Reproduce the material exactly, omitting nothing.
▬▬▬▬▬▬
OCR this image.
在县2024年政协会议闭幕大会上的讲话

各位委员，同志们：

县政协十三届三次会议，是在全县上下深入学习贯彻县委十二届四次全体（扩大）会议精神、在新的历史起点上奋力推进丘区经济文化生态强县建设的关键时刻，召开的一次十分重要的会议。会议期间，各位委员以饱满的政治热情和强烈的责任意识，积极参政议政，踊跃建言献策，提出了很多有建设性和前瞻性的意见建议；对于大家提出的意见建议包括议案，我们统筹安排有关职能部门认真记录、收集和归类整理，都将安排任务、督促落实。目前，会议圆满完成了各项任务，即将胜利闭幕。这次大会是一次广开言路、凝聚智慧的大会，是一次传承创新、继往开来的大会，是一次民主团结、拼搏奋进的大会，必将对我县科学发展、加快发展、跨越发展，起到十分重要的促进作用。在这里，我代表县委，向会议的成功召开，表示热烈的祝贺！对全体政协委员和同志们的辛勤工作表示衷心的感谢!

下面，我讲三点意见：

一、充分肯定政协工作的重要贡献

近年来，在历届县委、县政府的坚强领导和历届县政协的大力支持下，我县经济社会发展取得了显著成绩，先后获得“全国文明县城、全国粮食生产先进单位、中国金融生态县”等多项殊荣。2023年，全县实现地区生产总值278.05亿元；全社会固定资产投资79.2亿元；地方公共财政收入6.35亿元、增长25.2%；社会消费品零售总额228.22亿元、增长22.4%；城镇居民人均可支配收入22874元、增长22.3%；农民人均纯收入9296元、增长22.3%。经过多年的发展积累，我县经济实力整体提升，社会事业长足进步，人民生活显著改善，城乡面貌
▬▬▬▬▬▬
» **FINISHED EXERCISE**:
OCR this image.
在县2024年政协会议闭幕大会上的讲话

各位委员，同志们：

县政协十三届三次会议，是在全县上下深入学习贯彻县委十二届四次全体（扩大）会议精神、在新的历史起点上奋力推进丘区经济文化生态强县建设的关键时刻，召开的一次十分重要的会议。会议期间，各位委员以饱满的政治热情和强烈的责任意识，积极参政议政，踊跃建言献策，提出了很多有建设性和前瞻性的意见建议；对于大家提出的意见建议包括议案，我们统筹安排有关职能部门认真记录、收集和归类整理，都将安排任务、督促落实。目前，会议圆满完成了各项任务，即将胜利闭幕。这次大会是一次广开言路、凝聚智慧的大会，是一次传承创新、继往开来的大会，是一次民主团结、拼搏奋进的大会，必将对我县科学发展、加快发展、跨越发展，起到十分重要的促进作用。在这里，我代表县委，向会议的成功召开，表示热烈的祝贺！对全体政协委员和同志们的辛勤工作表示衷心的感谢!

下面，我讲三点意见：

一、充分肯定政协工作的重要贡献

近年来，在历届县委、县政府的坚强领导和历届县政协的大力支持下，我县经济社会发展取得了显著成绩，先后获得“全国文明县城、全国粮食生产先进单位、中国金融生态县”等多项殊荣。2023年，全县实现地区生产总值278.05亿元；全社会固定资产投资79.2亿元；地方公共财政收入6.35亿元、增长25.2%；社会消费品零售总额228.22亿元、增长22.4%；城镇居民人均可支配收入22874元、增长22.3%；农民人均纯收入9296元、增长22.3%。经过多年的发展积累，我县经济实力整体提升，社会事业长足进步，人民生活显著改善，城乡面貌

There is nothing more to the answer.